Stored items from a collection:
____________________
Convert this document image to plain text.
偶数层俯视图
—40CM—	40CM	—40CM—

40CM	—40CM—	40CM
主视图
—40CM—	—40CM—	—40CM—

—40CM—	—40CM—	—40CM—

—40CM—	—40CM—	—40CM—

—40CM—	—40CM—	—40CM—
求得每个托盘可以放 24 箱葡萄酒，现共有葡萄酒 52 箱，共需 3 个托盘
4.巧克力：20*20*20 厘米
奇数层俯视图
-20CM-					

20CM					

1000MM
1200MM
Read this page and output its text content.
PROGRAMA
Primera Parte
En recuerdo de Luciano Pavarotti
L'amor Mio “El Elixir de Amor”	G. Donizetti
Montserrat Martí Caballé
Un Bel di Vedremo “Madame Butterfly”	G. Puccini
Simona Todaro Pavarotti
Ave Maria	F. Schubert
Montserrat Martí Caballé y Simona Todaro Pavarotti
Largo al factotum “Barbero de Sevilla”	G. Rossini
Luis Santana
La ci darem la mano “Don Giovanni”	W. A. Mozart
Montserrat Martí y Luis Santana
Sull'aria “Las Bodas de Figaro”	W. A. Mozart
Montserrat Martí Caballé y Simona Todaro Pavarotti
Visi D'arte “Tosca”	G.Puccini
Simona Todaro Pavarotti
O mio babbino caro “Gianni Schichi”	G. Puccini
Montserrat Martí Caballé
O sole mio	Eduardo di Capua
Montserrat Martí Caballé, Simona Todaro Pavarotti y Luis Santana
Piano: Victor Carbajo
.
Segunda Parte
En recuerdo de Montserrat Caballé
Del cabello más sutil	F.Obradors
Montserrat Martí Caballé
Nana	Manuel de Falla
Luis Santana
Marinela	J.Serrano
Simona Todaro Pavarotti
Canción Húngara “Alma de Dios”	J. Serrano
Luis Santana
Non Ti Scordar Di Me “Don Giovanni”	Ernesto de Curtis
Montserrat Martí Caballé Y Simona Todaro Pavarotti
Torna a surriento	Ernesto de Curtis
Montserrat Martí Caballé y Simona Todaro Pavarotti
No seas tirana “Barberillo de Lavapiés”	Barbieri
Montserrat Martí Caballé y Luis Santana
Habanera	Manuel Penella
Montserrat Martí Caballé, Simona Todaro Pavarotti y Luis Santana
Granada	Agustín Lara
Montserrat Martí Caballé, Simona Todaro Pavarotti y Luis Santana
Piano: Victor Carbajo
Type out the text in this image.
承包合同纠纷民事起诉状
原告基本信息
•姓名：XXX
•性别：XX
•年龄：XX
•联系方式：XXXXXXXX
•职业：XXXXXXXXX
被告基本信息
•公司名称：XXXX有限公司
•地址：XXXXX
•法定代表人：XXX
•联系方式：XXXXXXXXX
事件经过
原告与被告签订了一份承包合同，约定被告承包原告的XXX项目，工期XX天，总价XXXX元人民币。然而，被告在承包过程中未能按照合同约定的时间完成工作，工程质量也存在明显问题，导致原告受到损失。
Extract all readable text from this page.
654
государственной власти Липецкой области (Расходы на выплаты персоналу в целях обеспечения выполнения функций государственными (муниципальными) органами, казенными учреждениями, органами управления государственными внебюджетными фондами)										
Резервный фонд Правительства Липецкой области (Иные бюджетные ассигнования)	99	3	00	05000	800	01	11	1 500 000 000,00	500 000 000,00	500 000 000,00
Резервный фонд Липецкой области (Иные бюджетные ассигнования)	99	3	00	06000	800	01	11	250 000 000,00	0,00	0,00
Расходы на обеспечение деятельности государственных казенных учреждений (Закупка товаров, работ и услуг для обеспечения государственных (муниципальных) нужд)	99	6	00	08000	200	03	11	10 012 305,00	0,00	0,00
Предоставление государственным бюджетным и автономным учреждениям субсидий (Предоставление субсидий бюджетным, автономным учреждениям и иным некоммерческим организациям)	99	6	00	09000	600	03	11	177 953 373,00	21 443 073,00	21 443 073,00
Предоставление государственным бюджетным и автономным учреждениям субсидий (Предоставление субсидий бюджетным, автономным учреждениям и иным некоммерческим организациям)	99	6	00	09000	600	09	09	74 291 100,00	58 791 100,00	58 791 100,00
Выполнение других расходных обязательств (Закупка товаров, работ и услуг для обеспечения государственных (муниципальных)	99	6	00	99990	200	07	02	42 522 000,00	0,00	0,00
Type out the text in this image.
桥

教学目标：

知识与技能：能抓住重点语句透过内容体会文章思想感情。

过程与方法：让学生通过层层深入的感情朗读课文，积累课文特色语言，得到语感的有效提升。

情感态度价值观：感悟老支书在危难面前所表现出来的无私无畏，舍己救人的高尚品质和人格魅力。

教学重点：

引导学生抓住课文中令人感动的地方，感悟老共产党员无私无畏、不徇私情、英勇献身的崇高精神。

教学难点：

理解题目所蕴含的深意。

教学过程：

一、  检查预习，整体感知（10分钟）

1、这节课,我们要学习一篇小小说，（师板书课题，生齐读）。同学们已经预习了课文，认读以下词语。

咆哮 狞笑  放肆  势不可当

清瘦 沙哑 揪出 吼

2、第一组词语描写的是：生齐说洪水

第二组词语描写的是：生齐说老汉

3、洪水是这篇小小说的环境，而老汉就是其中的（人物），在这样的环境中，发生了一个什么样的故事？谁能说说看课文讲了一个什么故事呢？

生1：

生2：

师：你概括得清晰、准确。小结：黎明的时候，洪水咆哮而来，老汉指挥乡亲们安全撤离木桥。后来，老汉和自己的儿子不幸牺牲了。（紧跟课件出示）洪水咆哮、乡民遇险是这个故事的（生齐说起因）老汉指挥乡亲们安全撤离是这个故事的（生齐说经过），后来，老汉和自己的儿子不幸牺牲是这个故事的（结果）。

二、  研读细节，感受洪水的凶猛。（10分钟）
____________________
SET PROBLEM:
Return all of the data word for word.

CORRECT OUTPUT:
Convert this document image to plain text.
偶数层俯视图
—40CM—	40CM	—40CM—

40CM	—40CM—	40CM
主视图
—40CM—	—40CM—	—40CM—

—40CM—	—40CM—	—40CM—

—40CM—	—40CM—	—40CM—

—40CM—	—40CM—	—40CM—
求得每个托盘可以放 24 箱葡萄酒，现共有葡萄酒 52 箱，共需 3 个托盘
4.巧克力：20*20*20 厘米
奇数层俯视图
-20CM-					

20CM					

1000MM
1200MM
Read this page and output its text content.
PROGRAMA
Primera Parte
En recuerdo de Luciano Pavarotti
L'amor Mio “El Elixir de Amor”	G. Donizetti
Montserrat Martí Caballé
Un Bel di Vedremo “Madame Butterfly”	G. Puccini
Simona Todaro Pavarotti
Ave Maria	F. Schubert
Montserrat Martí Caballé y Simona Todaro Pavarotti
Largo al factotum “Barbero de Sevilla”	G. Rossini
Luis Santana
La ci darem la mano “Don Giovanni”	W. A. Mozart
Montserrat Martí y Luis Santana
Sull'aria “Las Bodas de Figaro”	W. A. Mozart
Montserrat Martí Caballé y Simona Todaro Pavarotti
Visi D'arte “Tosca”	G.Puccini
Simona Todaro Pavarotti
O mio babbino caro “Gianni Schichi”	G. Puccini
Montserrat Martí Caballé
O sole mio	Eduardo di Capua
Montserrat Martí Caballé, Simona Todaro Pavarotti y Luis Santana
Piano: Victor Carbajo
.
Segunda Parte
En recuerdo de Montserrat Caballé
Del cabello más sutil	F.Obradors
Montserrat Martí Caballé
Nana	Manuel de Falla
Luis Santana
Marinela	J.Serrano
Simona Todaro Pavarotti
Canción Húngara “Alma de Dios”	J. Serrano
Luis Santana
Non Ti Scordar Di Me “Don Giovanni”	Ernesto de Curtis
Montserrat Martí Caballé Y Simona Todaro Pavarotti
Torna a surriento	Ernesto de Curtis
Montserrat Martí Caballé y Simona Todaro Pavarotti
No seas tirana “Barberillo de Lavapiés”	Barbieri
Montserrat Martí Caballé y Luis Santana
Habanera	Manuel Penella
Montserrat Martí Caballé, Simona Todaro Pavarotti y Luis Santana
Granada	Agustín Lara
Montserrat Martí Caballé, Simona Todaro Pavarotti y Luis Santana
Piano: Victor Carbajo
Type out the text in this image.
承包合同纠纷民事起诉状
原告基本信息
•姓名：XXX
•性别：XX
•年龄：XX
•联系方式：XXXXXXXX
•职业：XXXXXXXXX
被告基本信息
•公司名称：XXXX有限公司
•地址：XXXXX
•法定代表人：XXX
•联系方式：XXXXXXXXX
事件经过
原告与被告签订了一份承包合同，约定被告承包原告的XXX项目，工期XX天，总价XXXX元人民币。然而，被告在承包过程中未能按照合同约定的时间完成工作，工程质量也存在明显问题，导致原告受到损失。
Extract all readable text from this page.
654
государственной власти Липецкой области (Расходы на выплаты персоналу в целях обеспечения выполнения функций государственными (муниципальными) органами, казенными учреждениями, органами управления государственными внебюджетными фондами)										
Резервный фонд Правительства Липецкой области (Иные бюджетные ассигнования)	99	3	00	05000	800	01	11	1 500 000 000,00	500 000 000,00	500 000 000,00
Резервный фонд Липецкой области (Иные бюджетные ассигнования)	99	3	00	06000	800	01	11	250 000 000,00	0,00	0,00
Расходы на обеспечение деятельности государственных казенных учреждений (Закупка товаров, работ и услуг для обеспечения государственных (муниципальных) нужд)	99	6	00	08000	200	03	11	10 012 305,00	0,00	0,00
Предоставление государственным бюджетным и автономным учреждениям субсидий (Предоставление субсидий бюджетным, автономным учреждениям и иным некоммерческим организациям)	99	6	00	09000	600	03	11	177 953 373,00	21 443 073,00	21 443 073,00
Предоставление государственным бюджетным и автономным учреждениям субсидий (Предоставление субсидий бюджетным, автономным учреждениям и иным некоммерческим организациям)	99	6	00	09000	600	09	09	74 291 100,00	58 791 100,00	58 791 100,00
Выполнение других расходных обязательств (Закупка товаров, работ и услуг для обеспечения государственных (муниципальных)	99	6	00	99990	200	07	02	42 522 000,00	0,00	0,00
Type out the text in this image.
桥

教学目标：

知识与技能：能抓住重点语句透过内容体会文章思想感情。

过程与方法：让学生通过层层深入的感情朗读课文，积累课文特色语言，得到语感的有效提升。

情感态度价值观：感悟老支书在危难面前所表现出来的无私无畏，舍己救人的高尚品质和人格魅力。

教学重点：

引导学生抓住课文中令人感动的地方，感悟老共产党员无私无畏、不徇私情、英勇献身的崇高精神。

教学难点：

理解题目所蕴含的深意。

教学过程：

一、  检查预习，整体感知（10分钟）

1、这节课,我们要学习一篇小小说，（师板书课题，生齐读）。同学们已经预习了课文，认读以下词语。

咆哮 狞笑  放肆  势不可当

清瘦 沙哑 揪出 吼

2、第一组词语描写的是：生齐说洪水

第二组词语描写的是：生齐说老汉

3、洪水是这篇小小说的环境，而老汉就是其中的（人物），在这样的环境中，发生了一个什么样的故事？谁能说说看课文讲了一个什么故事呢？

生1：

生2：

师：你概括得清晰、准确。小结：黎明的时候，洪水咆哮而来，老汉指挥乡亲们安全撤离木桥。后来，老汉和自己的儿子不幸牺牲了。（紧跟课件出示）洪水咆哮、乡民遇险是这个故事的（生齐说起因）老汉指挥乡亲们安全撤离是这个故事的（生齐说经过），后来，老汉和自己的儿子不幸牺牲是这个故事的（结果）。

二、  研读细节，感受洪水的凶猛。（10分钟）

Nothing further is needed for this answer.